Directions:
Copy the lines below as they are; omit the images they contain.

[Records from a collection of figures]
begin

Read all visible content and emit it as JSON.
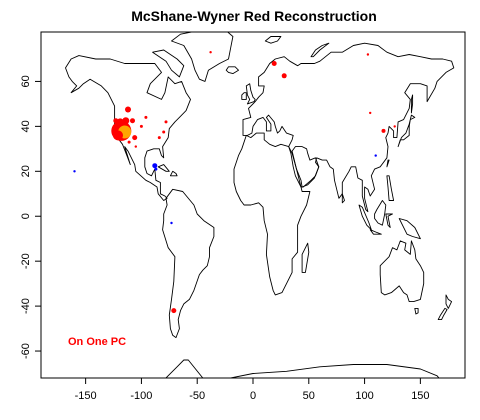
{
  "chart_data": {
    "type": "scatter",
    "title": "McShane-Wyner Red Reconstruction",
    "annotation": "On One PC",
    "projection": "longitude-latitude",
    "xlim": [
      -190,
      190
    ],
    "ylim": [
      -72,
      82
    ],
    "x_ticks": [
      -150,
      -100,
      -50,
      0,
      50,
      100,
      150
    ],
    "y_ticks": [
      60,
      40,
      20,
      0,
      -20,
      -40,
      -60
    ],
    "x_tick_labels": [
      "-150",
      "-100",
      "-50",
      "0",
      "50",
      "100",
      "150"
    ],
    "y_tick_labels": [
      "60",
      "40",
      "20",
      "0",
      "-20",
      "-40",
      "-60"
    ],
    "grid": false,
    "colors": {
      "red": "#ff0000",
      "orange": "#ffa500",
      "blue": "#0000ff",
      "coast": "#000000"
    },
    "points": [
      {
        "lon": -118,
        "lat": 38,
        "size": 10,
        "color": "red"
      },
      {
        "lon": -115,
        "lat": 37.5,
        "size": 6.5,
        "color": "orange"
      },
      {
        "lon": -121,
        "lat": 36,
        "size": 5,
        "color": "red"
      },
      {
        "lon": -119,
        "lat": 42,
        "size": 3.5,
        "color": "red"
      },
      {
        "lon": -114,
        "lat": 42.5,
        "size": 3.5,
        "color": "red"
      },
      {
        "lon": -108,
        "lat": 42.5,
        "size": 2.5,
        "color": "red"
      },
      {
        "lon": -112,
        "lat": 47.5,
        "size": 3,
        "color": "red"
      },
      {
        "lon": -123,
        "lat": 42.5,
        "size": 2.5,
        "color": "red"
      },
      {
        "lon": -106,
        "lat": 35,
        "size": 2.5,
        "color": "red"
      },
      {
        "lon": -100,
        "lat": 40,
        "size": 1.5,
        "color": "red"
      },
      {
        "lon": -96,
        "lat": 44,
        "size": 1.5,
        "color": "red"
      },
      {
        "lon": -111,
        "lat": 33,
        "size": 1.5,
        "color": "red"
      },
      {
        "lon": -80,
        "lat": 37.5,
        "size": 1.5,
        "color": "red"
      },
      {
        "lon": -84,
        "lat": 35,
        "size": 1.5,
        "color": "red"
      },
      {
        "lon": -78,
        "lat": 42,
        "size": 1.5,
        "color": "red"
      },
      {
        "lon": -105,
        "lat": 31,
        "size": 1.2,
        "color": "red"
      },
      {
        "lon": -88,
        "lat": 22.5,
        "size": 2.5,
        "color": "blue"
      },
      {
        "lon": -87,
        "lat": 21,
        "size": 1.5,
        "color": "blue"
      },
      {
        "lon": -160,
        "lat": 20,
        "size": 1.2,
        "color": "blue"
      },
      {
        "lon": -73,
        "lat": -3,
        "size": 1.2,
        "color": "blue"
      },
      {
        "lon": -71,
        "lat": -42,
        "size": 2.5,
        "color": "red"
      },
      {
        "lon": 19,
        "lat": 68,
        "size": 2.5,
        "color": "red"
      },
      {
        "lon": 28,
        "lat": 62.5,
        "size": 2.5,
        "color": "red"
      },
      {
        "lon": -38,
        "lat": 73,
        "size": 1.2,
        "color": "red"
      },
      {
        "lon": 103,
        "lat": 72,
        "size": 1.2,
        "color": "red"
      },
      {
        "lon": 117,
        "lat": 38,
        "size": 2,
        "color": "red"
      },
      {
        "lon": 105,
        "lat": 46,
        "size": 1.2,
        "color": "red"
      },
      {
        "lon": 127,
        "lat": 40,
        "size": 1.2,
        "color": "red"
      },
      {
        "lon": 110,
        "lat": 27,
        "size": 1.2,
        "color": "blue"
      }
    ]
  }
}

end

Answer:
Read all visible content and emit it as JSON.
{
  "chart_data": {
    "type": "scatter",
    "title": "McShane-Wyner Red Reconstruction",
    "annotation": "On One PC",
    "projection": "longitude-latitude",
    "xlim": [
      -190,
      190
    ],
    "ylim": [
      -72,
      82
    ],
    "x_ticks": [
      -150,
      -100,
      -50,
      0,
      50,
      100,
      150
    ],
    "y_ticks": [
      60,
      40,
      20,
      0,
      -20,
      -40,
      -60
    ],
    "x_tick_labels": [
      "-150",
      "-100",
      "-50",
      "0",
      "50",
      "100",
      "150"
    ],
    "y_tick_labels": [
      "60",
      "40",
      "20",
      "0",
      "-20",
      "-40",
      "-60"
    ],
    "grid": false,
    "colors": {
      "red": "#ff0000",
      "orange": "#ffa500",
      "blue": "#0000ff",
      "coast": "#000000"
    },
    "points": [
      {
        "lon": -118,
        "lat": 38,
        "size": 10,
        "color": "red"
      },
      {
        "lon": -115,
        "lat": 37.5,
        "size": 6.5,
        "color": "orange"
      },
      {
        "lon": -121,
        "lat": 36,
        "size": 5,
        "color": "red"
      },
      {
        "lon": -119,
        "lat": 42,
        "size": 3.5,
        "color": "red"
      },
      {
        "lon": -114,
        "lat": 42.5,
        "size": 3.5,
        "color": "red"
      },
      {
        "lon": -108,
        "lat": 42.5,
        "size": 2.5,
        "color": "red"
      },
      {
        "lon": -112,
        "lat": 47.5,
        "size": 3,
        "color": "red"
      },
      {
        "lon": -123,
        "lat": 42.5,
        "size": 2.5,
        "color": "red"
      },
      {
        "lon": -106,
        "lat": 35,
        "size": 2.5,
        "color": "red"
      },
      {
        "lon": -100,
        "lat": 40,
        "size": 1.5,
        "color": "red"
      },
      {
        "lon": -96,
        "lat": 44,
        "size": 1.5,
        "color": "red"
      },
      {
        "lon": -111,
        "lat": 33,
        "size": 1.5,
        "color": "red"
      },
      {
        "lon": -80,
        "lat": 37.5,
        "size": 1.5,
        "color": "red"
      },
      {
        "lon": -84,
        "lat": 35,
        "size": 1.5,
        "color": "red"
      },
      {
        "lon": -78,
        "lat": 42,
        "size": 1.5,
        "color": "red"
      },
      {
        "lon": -105,
        "lat": 31,
        "size": 1.2,
        "color": "red"
      },
      {
        "lon": -88,
        "lat": 22.5,
        "size": 2.5,
        "color": "blue"
      },
      {
        "lon": -87,
        "lat": 21,
        "size": 1.5,
        "color": "blue"
      },
      {
        "lon": -160,
        "lat": 20,
        "size": 1.2,
        "color": "blue"
      },
      {
        "lon": -73,
        "lat": -3,
        "size": 1.2,
        "color": "blue"
      },
      {
        "lon": -71,
        "lat": -42,
        "size": 2.5,
        "color": "red"
      },
      {
        "lon": 19,
        "lat": 68,
        "size": 2.5,
        "color": "red"
      },
      {
        "lon": 28,
        "lat": 62.5,
        "size": 2.5,
        "color": "red"
      },
      {
        "lon": -38,
        "lat": 73,
        "size": 1.2,
        "color": "red"
      },
      {
        "lon": 103,
        "lat": 72,
        "size": 1.2,
        "color": "red"
      },
      {
        "lon": 117,
        "lat": 38,
        "size": 2,
        "color": "red"
      },
      {
        "lon": 105,
        "lat": 46,
        "size": 1.2,
        "color": "red"
      },
      {
        "lon": 127,
        "lat": 40,
        "size": 1.2,
        "color": "red"
      },
      {
        "lon": 110,
        "lat": 27,
        "size": 1.2,
        "color": "blue"
      }
    ]
  }
}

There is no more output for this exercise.